### OBJECTIVE
Copy out all lines with the word "Eurasian" in them.

--- Start of RECORDS TO USE ---

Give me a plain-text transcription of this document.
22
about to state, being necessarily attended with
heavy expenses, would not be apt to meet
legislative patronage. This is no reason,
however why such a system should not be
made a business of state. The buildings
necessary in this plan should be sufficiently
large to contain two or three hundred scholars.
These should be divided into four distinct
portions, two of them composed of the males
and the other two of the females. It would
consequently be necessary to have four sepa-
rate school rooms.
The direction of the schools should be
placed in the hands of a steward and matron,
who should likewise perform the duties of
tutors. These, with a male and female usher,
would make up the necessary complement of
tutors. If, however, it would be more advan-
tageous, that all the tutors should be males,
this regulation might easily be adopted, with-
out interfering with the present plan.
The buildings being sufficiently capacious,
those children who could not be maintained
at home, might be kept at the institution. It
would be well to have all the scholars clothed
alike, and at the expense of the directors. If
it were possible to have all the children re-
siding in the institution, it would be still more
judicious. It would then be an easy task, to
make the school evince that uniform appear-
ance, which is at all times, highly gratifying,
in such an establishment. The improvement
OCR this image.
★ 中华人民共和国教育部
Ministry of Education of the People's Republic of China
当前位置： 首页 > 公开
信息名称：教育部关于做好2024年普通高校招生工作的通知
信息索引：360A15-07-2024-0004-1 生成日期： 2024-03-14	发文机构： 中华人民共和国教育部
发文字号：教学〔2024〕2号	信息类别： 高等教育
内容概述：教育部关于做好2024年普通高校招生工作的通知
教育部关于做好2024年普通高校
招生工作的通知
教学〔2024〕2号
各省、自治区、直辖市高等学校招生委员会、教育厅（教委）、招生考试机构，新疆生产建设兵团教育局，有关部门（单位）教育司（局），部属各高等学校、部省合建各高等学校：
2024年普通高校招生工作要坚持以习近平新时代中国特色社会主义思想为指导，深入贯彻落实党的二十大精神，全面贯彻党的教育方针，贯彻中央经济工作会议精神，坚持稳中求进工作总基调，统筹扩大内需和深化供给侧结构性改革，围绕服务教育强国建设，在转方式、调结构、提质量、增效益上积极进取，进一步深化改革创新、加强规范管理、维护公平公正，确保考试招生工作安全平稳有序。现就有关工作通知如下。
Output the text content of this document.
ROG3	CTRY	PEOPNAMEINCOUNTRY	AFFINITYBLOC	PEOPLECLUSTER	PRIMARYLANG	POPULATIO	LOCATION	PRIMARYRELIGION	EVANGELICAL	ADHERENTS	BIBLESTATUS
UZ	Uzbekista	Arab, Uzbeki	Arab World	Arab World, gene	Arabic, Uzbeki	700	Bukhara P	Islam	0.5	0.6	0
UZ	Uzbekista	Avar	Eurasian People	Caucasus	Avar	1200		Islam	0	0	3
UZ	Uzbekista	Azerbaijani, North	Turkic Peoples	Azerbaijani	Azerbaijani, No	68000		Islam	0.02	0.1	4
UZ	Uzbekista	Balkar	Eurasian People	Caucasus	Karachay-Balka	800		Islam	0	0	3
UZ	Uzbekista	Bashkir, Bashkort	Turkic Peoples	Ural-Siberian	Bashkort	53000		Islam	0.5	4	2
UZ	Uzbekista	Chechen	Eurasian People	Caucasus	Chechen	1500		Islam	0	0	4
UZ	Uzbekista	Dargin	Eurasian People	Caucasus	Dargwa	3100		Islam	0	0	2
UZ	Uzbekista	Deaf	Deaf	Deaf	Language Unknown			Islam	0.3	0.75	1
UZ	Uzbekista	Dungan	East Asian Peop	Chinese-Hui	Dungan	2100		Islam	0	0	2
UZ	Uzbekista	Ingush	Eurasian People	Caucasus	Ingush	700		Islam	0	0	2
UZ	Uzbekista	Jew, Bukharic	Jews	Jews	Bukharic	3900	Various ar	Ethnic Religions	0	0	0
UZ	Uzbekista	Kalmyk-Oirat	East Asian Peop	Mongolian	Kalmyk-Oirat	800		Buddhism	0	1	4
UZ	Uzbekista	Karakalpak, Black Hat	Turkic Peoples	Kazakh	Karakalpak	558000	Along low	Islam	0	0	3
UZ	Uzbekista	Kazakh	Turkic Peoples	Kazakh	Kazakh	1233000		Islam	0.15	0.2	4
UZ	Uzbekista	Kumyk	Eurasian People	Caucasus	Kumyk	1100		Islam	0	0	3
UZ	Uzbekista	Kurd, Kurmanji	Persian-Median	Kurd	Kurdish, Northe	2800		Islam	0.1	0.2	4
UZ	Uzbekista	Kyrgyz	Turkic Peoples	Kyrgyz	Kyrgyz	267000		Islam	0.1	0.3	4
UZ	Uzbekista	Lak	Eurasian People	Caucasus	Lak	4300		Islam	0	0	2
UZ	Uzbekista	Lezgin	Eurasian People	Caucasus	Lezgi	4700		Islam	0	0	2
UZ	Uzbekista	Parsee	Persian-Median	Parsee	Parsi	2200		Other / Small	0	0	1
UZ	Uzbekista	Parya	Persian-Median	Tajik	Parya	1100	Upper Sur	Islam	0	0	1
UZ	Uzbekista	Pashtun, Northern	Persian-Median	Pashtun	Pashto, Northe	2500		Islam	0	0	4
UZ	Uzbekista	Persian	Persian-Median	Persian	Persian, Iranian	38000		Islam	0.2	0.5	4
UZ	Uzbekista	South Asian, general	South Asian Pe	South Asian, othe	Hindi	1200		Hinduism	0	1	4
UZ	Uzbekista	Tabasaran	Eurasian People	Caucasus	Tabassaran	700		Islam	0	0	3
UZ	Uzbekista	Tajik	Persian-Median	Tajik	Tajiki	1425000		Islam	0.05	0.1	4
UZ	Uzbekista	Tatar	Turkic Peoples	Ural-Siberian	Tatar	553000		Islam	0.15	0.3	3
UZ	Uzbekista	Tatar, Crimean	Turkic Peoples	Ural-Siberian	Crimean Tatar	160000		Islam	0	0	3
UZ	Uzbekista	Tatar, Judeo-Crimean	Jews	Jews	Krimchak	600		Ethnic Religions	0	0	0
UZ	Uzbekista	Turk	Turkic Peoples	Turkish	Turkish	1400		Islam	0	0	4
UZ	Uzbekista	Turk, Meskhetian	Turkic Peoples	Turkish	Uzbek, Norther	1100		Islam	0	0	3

--- End of RECORDS TO USE ---

### TASK SOLUTION
UZ	Uzbekista	Avar	Eurasian People	Caucasus	Avar	1200		Islam	0	0	3
UZ	Uzbekista	Balkar	Eurasian People	Caucasus	Karachay-Balka	800		Islam	0	0	3
UZ	Uzbekista	Chechen	Eurasian People	Caucasus	Chechen	1500		Islam	0	0	4
UZ	Uzbekista	Dargin	Eurasian People	Caucasus	Dargwa	3100		Islam	0	0	2
UZ	Uzbekista	Ingush	Eurasian People	Caucasus	Ingush	700		Islam	0	0	2
UZ	Uzbekista	Kumyk	Eurasian People	Caucasus	Kumyk	1100		Islam	0	0	3
UZ	Uzbekista	Lak	Eurasian People	Caucasus	Lak	4300		Islam	0	0	2
UZ	Uzbekista	Lezgin	Eurasian People	Caucasus	Lezgi	4700		Islam	0	0	2
UZ	Uzbekista	Tabasaran	Eurasian People	Caucasus	Tabassaran	700		Islam	0	0	3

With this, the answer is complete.